Your task
Copy out each line in the material below that has the word "seismic".

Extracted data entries
[Begin]

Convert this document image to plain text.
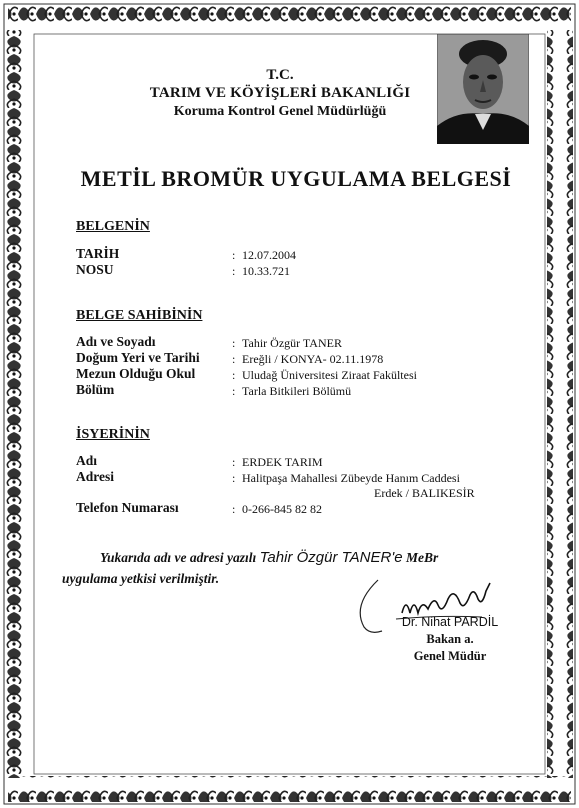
T.C.
TARIM VE KÖYİŞLERİ BAKANLIĞI
Koruma Kontrol Genel Müdürlüğü
METİL BROMÜR UYGULAMA BELGESİ
BELGENİN
TARİH	: 12.07.2004
NOSU	: 10.33.721
BELGE SAHİBİNİN
Adı ve Soyadı	: Tahir Özgür TANER
Doğum Yeri ve Tarihi	: Ereğli / KONYA- 02.11.1978
Mezun Olduğu Okul	: Uludağ Üniversitesi Ziraat Fakültesi
Bölüm	: Tarla Bitkileri Bölümü
İSYERİNİN
Adı	: ERDEK TARIM
Adresi	: Halitpaşa Mahallesi Zübeyde Hanım Caddesi
Erdek / BALIKESİR
Telefon Numarası	: 0-266-845 82 82
Yukarıda adı ve adresi yazılı Tahir Özgür TANER'e MeBr
uygulama yetkisi verilmiştir.
Dr. Nihat PARDİL
Bakan a.
Genel Müdür
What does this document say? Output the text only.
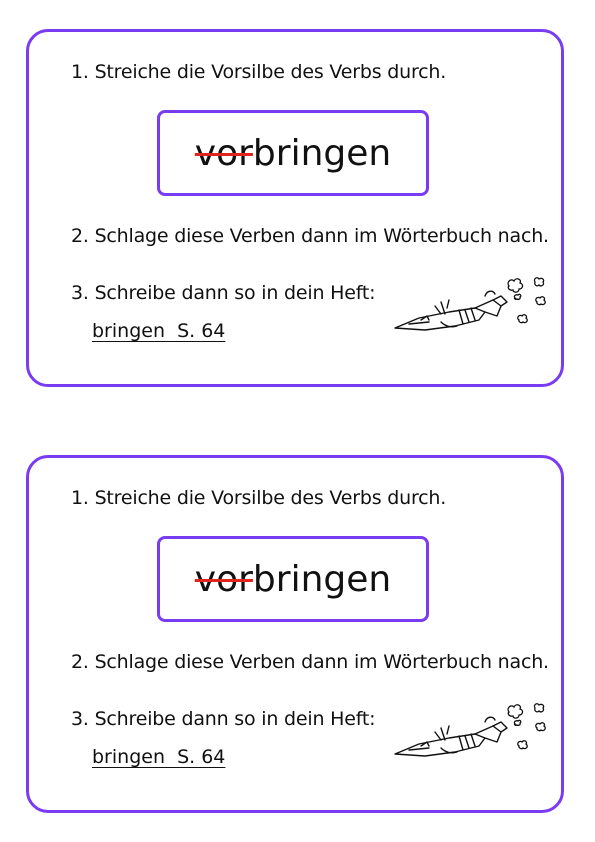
1. Streiche die Vorsilbe des Verbs durch.
vor bringen
2. Schlage diese Verben dann im Wörterbuch nach.
3. Schreibe dann so in dein Heft:
bringen  S. 64
1. Streiche die Vorsilbe des Verbs durch.
vor bringen
2. Schlage diese Verben dann im Wörterbuch nach.
3. Schreibe dann so in dein Heft:
bringen  S. 64
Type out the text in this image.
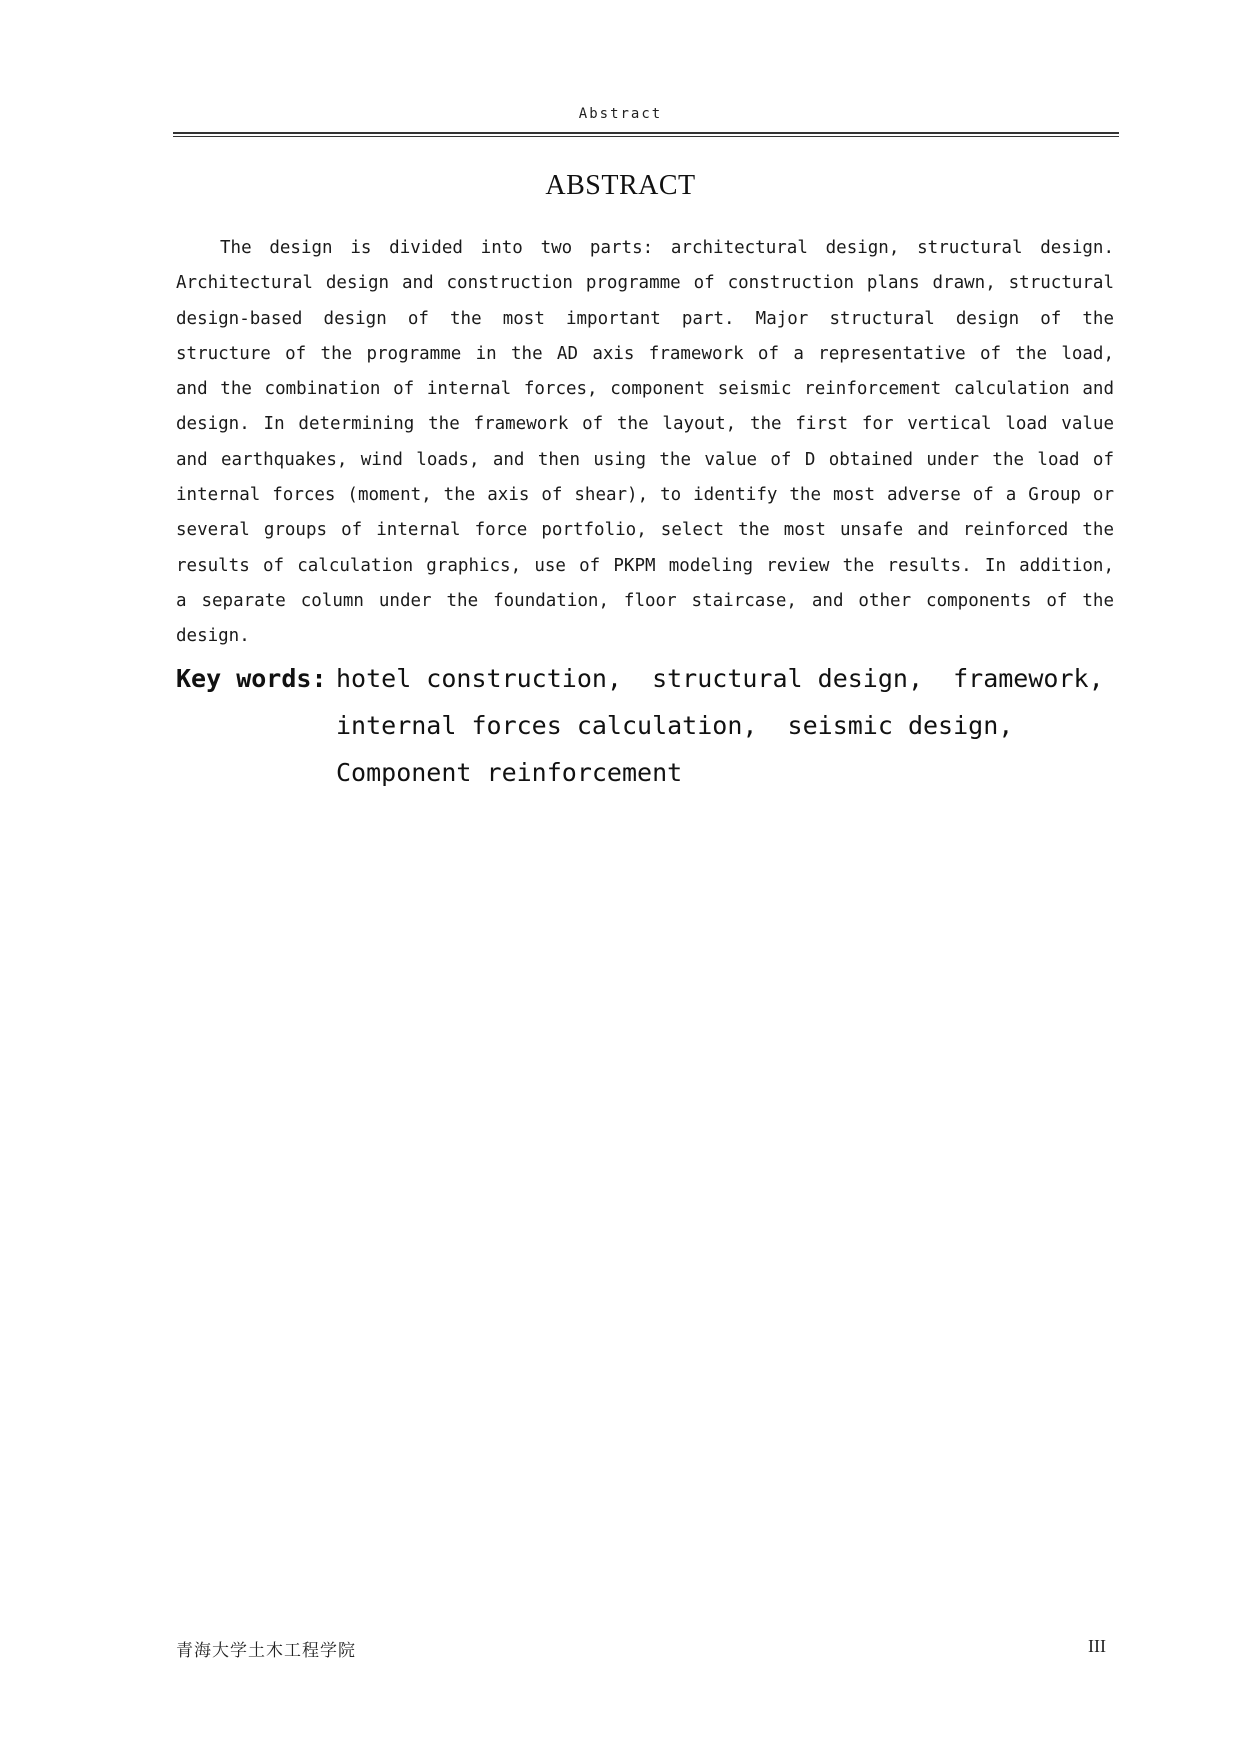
Abstract
ABSTRACT

The design is divided into two parts: architectural design, structural design. Architectural design and construction programme of construction plans drawn, structural design-based design of the most important part. Major structural design of the structure of the programme in the AD axis framework of a representative of the load, and the combination of internal forces, component seismic reinforcement calculation and design. In determining the framework of the layout, the first for vertical load value and earthquakes, wind loads, and then using the value of D obtained under the load of internal forces (moment, the axis of shear), to identify the most adverse of a Group or several groups of internal force portfolio, select the most unsafe and reinforced the results of calculation graphics, use of PKPM modeling review the results. In addition, a separate column under the foundation, floor staircase, and other components of the design.

Key words: hotel construction,  structural design,  framework,
internal forces calculation,  seismic design,
Component reinforcement
青海大学土木工程学院	III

[End]

Answer for this exercise
The design is divided into two parts: architectural design, structural design. Architectural design and construction programme of construction plans drawn, structural design-based design of the most important part. Major structural design of the structure of the programme in the AD axis framework of a representative of the load, and the combination of internal forces, component seismic reinforcement calculation and design. In determining the framework of the layout, the first for vertical load value and earthquakes, wind loads, and then using the value of D obtained under the load of internal forces (moment, the axis of shear), to identify the most adverse of a Group or several groups of internal force portfolio, select the most unsafe and reinforced the results of calculation graphics, use of PKPM modeling review the results. In addition, a separate column under the foundation, floor staircase, and other components of the design.
internal forces calculation,  seismic design,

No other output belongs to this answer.